## Task brief
Please report every line from the material that contains the word "chmury".

-.-.-

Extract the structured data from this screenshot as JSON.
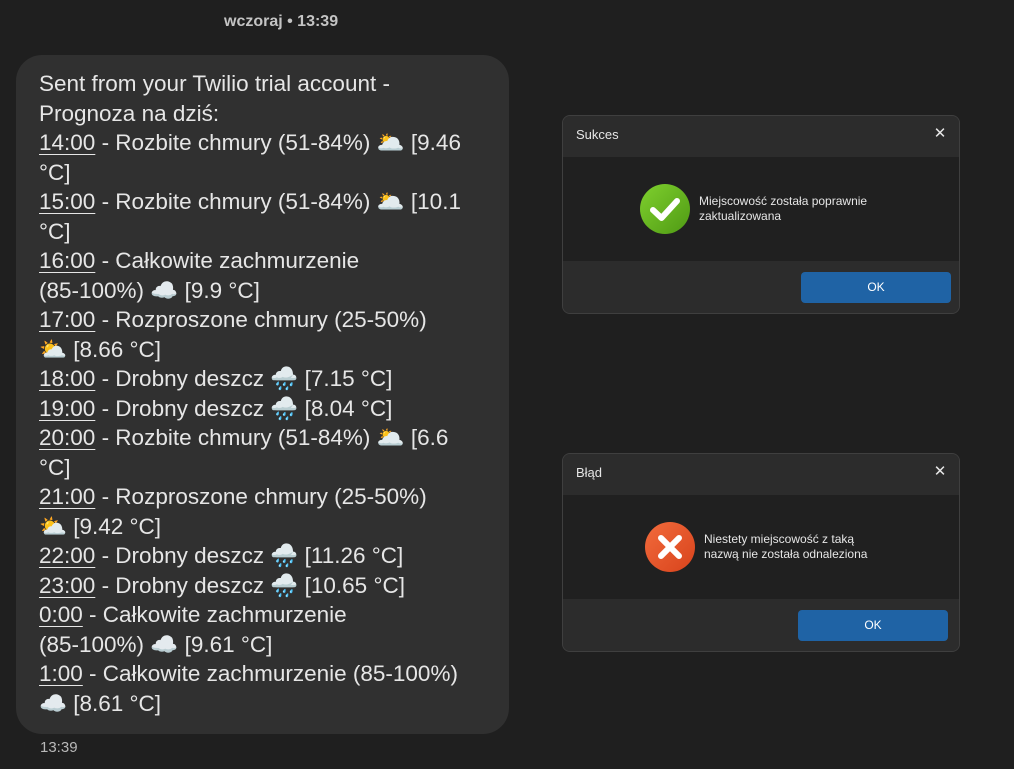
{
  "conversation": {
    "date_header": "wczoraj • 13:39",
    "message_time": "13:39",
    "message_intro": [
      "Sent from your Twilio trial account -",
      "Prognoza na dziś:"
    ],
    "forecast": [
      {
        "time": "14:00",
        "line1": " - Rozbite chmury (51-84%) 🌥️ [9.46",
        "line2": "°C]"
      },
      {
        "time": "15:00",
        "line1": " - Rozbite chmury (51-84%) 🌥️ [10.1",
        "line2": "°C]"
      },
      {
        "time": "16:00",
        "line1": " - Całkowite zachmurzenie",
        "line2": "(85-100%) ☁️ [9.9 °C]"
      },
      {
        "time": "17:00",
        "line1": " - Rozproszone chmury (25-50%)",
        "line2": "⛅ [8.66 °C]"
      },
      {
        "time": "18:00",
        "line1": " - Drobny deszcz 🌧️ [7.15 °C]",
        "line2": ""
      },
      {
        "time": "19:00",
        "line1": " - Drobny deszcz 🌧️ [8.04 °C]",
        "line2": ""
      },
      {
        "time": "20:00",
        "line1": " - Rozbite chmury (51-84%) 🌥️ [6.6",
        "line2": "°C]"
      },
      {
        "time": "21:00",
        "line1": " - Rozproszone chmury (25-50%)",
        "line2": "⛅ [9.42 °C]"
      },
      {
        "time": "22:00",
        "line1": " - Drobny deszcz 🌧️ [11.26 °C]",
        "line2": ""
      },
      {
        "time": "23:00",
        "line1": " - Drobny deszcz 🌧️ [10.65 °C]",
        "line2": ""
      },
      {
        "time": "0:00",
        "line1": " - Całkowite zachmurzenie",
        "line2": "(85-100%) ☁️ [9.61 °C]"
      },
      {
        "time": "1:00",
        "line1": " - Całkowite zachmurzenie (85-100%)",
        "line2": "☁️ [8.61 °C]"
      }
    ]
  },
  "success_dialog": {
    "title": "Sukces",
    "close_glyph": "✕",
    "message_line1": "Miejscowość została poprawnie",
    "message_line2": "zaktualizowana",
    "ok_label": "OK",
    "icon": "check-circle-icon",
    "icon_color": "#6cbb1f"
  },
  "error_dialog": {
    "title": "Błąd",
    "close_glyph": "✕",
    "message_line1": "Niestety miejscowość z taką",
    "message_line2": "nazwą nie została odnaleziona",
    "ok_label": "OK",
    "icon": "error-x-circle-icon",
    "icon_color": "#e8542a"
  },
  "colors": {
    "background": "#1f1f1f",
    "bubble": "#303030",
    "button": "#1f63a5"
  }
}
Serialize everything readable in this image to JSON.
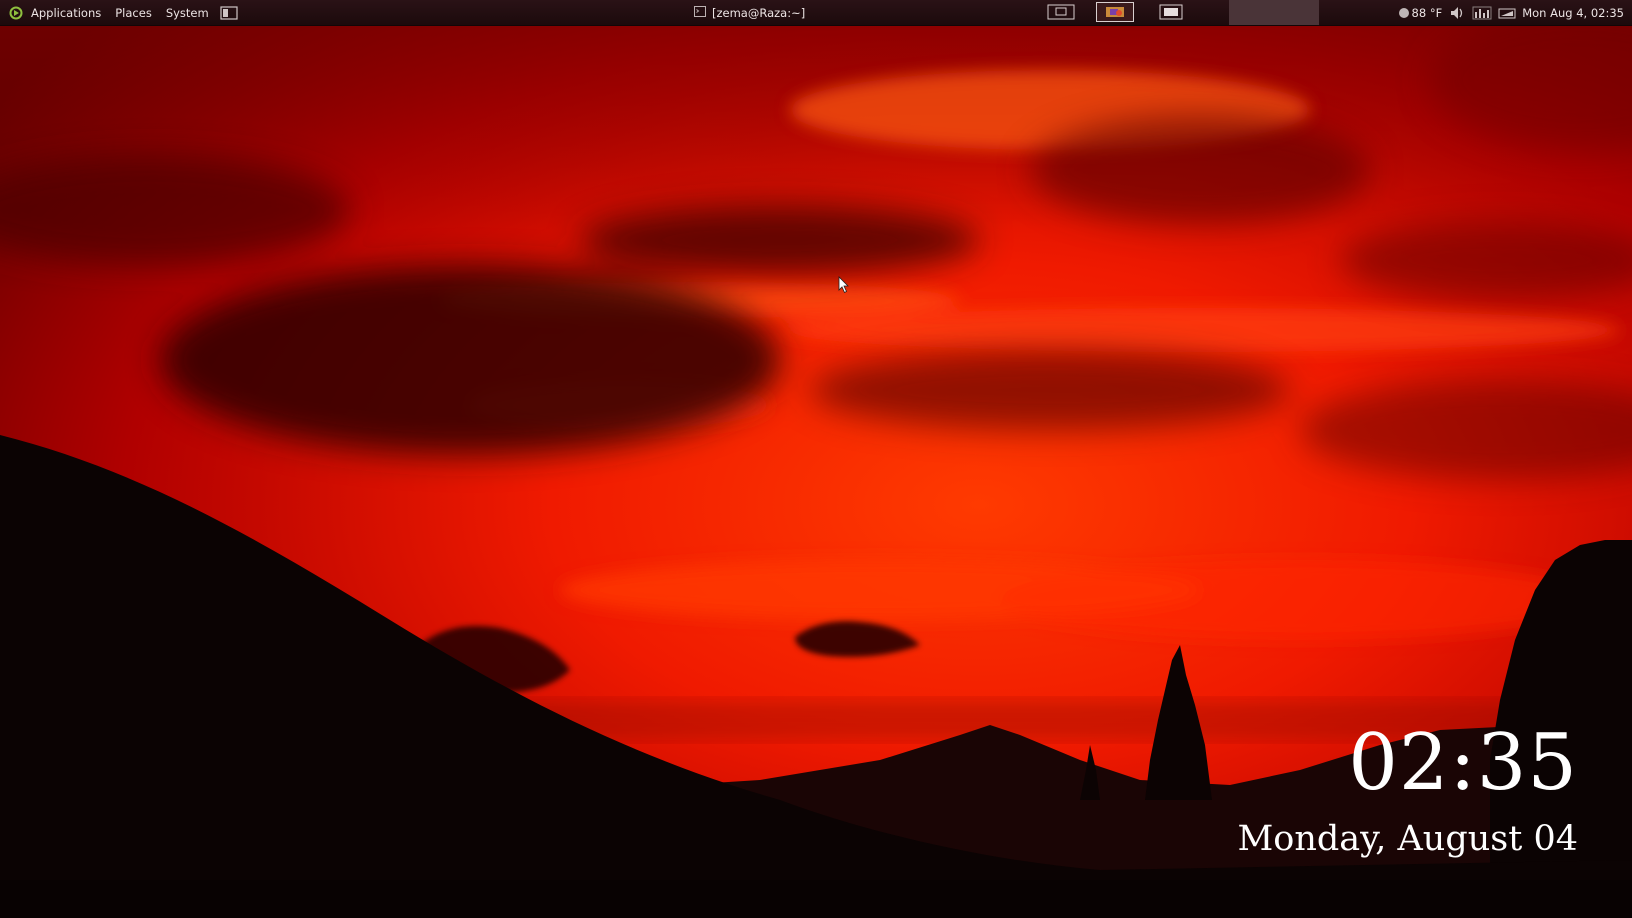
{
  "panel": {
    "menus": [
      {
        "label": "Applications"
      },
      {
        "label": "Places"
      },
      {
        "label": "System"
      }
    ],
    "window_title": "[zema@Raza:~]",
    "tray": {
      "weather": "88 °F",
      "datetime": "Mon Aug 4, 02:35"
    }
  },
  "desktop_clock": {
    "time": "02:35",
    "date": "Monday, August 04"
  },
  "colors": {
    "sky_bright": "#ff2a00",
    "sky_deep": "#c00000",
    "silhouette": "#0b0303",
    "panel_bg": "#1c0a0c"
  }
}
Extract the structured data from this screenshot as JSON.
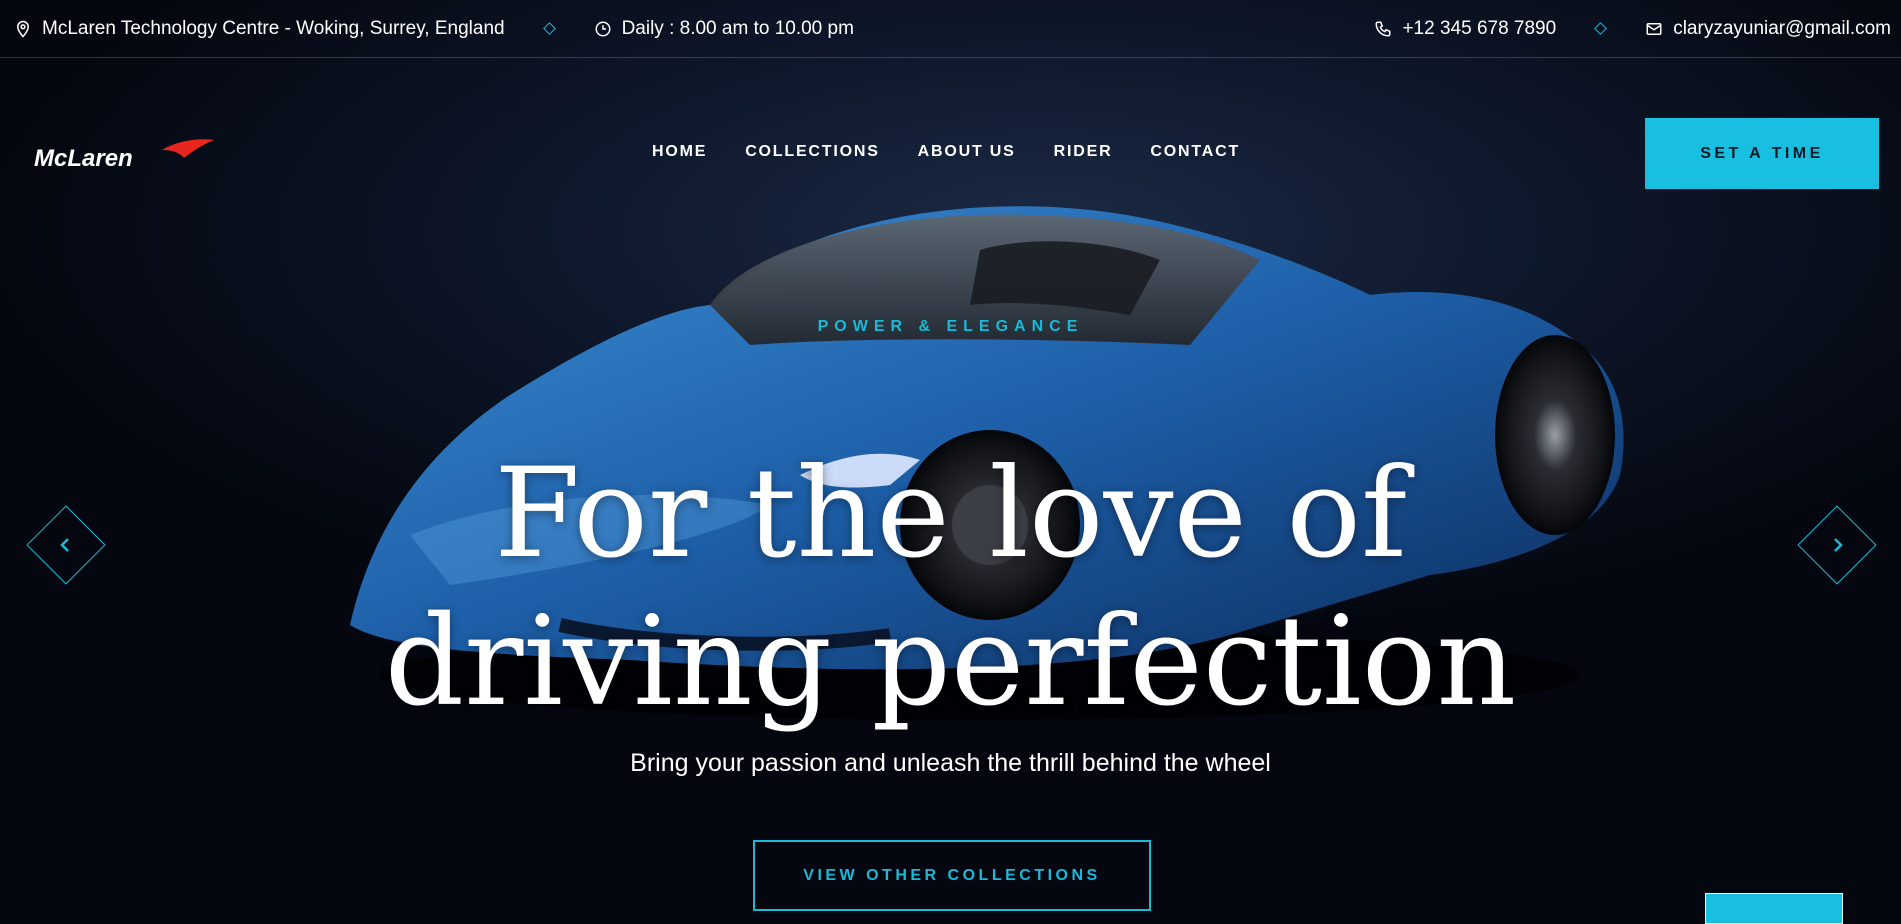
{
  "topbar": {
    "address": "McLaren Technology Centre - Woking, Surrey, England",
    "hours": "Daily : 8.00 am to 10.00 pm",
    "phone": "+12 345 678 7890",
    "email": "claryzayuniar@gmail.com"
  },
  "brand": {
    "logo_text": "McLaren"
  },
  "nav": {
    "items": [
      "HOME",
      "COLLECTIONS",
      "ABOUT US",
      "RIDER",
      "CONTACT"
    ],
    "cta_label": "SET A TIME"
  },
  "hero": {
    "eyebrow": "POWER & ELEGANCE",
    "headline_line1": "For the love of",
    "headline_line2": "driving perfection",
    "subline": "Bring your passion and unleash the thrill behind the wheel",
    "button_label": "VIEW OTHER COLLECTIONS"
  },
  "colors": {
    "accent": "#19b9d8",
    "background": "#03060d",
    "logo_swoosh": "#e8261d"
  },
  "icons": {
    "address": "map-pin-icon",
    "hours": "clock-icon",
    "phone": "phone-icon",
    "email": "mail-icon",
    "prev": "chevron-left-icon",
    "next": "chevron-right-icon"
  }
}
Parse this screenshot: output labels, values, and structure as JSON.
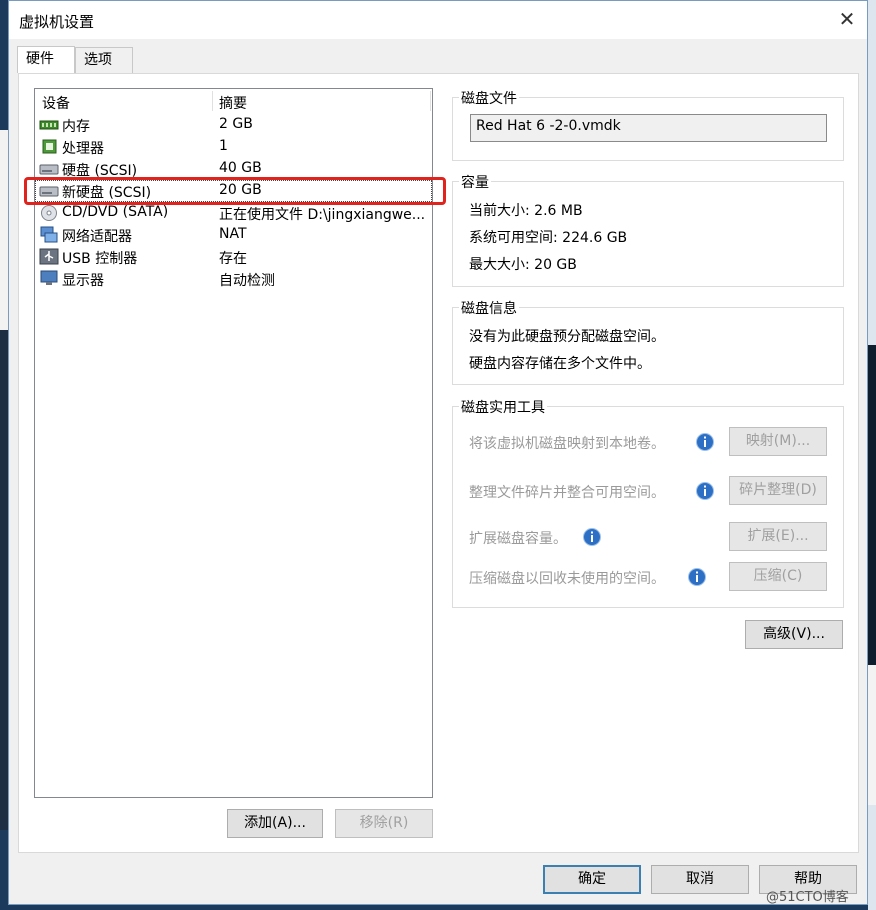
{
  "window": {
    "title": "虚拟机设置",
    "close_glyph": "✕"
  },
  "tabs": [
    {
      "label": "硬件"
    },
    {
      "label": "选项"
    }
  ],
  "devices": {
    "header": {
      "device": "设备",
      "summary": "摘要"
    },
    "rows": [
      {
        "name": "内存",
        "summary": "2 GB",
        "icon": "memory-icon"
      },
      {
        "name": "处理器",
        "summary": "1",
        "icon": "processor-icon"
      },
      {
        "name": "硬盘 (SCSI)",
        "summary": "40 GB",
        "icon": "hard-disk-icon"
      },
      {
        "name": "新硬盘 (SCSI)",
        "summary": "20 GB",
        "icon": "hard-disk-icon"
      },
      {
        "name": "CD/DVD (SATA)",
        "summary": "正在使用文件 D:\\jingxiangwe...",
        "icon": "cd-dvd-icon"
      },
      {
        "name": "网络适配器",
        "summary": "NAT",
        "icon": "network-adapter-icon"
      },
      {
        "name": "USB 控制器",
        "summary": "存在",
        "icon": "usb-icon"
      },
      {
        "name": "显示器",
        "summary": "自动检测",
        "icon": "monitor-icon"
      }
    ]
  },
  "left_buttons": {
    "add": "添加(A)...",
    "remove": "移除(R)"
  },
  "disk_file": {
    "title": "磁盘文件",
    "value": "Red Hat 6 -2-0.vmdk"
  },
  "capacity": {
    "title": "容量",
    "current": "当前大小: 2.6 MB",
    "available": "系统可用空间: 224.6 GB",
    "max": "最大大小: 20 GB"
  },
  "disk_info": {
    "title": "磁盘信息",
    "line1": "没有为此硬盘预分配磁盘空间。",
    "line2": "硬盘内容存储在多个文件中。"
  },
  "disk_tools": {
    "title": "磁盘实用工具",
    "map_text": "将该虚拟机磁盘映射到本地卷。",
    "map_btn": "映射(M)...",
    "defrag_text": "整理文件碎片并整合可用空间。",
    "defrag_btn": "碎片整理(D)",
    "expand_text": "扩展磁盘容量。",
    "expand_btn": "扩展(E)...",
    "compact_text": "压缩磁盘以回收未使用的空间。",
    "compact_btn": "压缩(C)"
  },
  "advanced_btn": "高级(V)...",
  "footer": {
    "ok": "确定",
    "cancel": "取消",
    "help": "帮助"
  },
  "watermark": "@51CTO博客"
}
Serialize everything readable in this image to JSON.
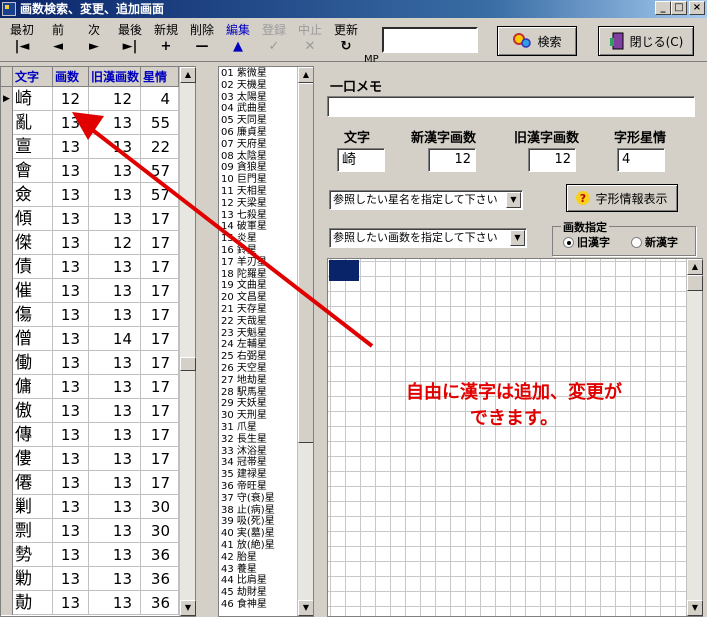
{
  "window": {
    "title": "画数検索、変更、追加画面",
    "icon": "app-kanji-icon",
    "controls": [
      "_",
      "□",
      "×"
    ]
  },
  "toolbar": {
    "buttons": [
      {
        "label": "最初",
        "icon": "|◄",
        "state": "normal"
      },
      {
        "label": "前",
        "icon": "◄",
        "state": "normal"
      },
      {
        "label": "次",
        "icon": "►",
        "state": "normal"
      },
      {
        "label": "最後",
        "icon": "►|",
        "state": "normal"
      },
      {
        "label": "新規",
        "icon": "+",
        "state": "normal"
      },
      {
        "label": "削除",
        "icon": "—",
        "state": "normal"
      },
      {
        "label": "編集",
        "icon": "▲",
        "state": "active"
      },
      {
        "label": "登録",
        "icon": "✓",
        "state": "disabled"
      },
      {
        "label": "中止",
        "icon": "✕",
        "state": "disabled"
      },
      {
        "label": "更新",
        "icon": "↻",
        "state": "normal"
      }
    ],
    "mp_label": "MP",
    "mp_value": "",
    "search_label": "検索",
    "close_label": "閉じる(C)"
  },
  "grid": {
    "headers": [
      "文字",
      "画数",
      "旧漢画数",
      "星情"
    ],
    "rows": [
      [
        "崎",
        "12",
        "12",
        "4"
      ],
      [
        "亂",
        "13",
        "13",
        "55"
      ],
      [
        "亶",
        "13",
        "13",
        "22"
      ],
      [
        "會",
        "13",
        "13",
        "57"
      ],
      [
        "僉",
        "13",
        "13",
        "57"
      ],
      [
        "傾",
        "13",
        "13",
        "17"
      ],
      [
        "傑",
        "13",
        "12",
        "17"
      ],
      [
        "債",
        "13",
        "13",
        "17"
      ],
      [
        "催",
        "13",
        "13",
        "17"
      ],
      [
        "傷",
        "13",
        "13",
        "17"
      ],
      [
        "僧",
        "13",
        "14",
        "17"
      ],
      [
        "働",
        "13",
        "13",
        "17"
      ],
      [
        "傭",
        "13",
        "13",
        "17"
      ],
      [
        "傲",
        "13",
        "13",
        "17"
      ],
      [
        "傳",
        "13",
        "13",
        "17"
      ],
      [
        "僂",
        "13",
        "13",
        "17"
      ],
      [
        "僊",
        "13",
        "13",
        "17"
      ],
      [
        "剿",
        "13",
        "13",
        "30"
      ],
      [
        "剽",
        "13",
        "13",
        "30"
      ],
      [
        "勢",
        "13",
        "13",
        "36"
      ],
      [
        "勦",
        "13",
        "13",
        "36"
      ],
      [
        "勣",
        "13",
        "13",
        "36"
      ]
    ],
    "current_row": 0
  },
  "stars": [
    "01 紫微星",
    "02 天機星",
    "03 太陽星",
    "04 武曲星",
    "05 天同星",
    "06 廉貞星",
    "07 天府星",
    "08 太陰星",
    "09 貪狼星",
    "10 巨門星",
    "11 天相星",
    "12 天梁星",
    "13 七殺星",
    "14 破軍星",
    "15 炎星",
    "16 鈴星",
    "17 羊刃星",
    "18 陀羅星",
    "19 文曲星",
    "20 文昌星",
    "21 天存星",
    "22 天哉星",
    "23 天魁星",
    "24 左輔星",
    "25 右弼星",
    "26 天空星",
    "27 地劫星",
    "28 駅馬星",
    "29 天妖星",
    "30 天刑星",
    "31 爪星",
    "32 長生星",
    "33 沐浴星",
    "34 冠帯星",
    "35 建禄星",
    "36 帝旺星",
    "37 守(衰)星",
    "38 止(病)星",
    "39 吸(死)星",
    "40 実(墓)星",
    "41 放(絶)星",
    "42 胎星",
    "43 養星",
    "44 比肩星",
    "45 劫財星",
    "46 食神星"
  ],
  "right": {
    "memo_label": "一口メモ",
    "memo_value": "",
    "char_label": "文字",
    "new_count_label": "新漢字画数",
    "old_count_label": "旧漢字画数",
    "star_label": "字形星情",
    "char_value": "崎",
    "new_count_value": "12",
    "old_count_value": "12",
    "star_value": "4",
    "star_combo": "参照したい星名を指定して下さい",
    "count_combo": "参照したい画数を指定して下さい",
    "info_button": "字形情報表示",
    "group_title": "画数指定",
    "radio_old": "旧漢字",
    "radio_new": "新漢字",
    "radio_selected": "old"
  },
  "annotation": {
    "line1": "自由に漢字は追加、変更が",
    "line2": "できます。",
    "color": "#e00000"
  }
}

-.-.-

## Solution for this task
        "line1": " - Rozbite chmury (51-84%) 🌥️ [9.46",
        "line1": " - Rozbite chmury (51-84%) 🌥️ [10.1",
        "line1": " - Rozproszone chmury (25-50%)",
        "line1": " - Rozbite chmury (51-84%) 🌥️ [6.6",
        "line1": " - Rozproszone chmury (25-50%)",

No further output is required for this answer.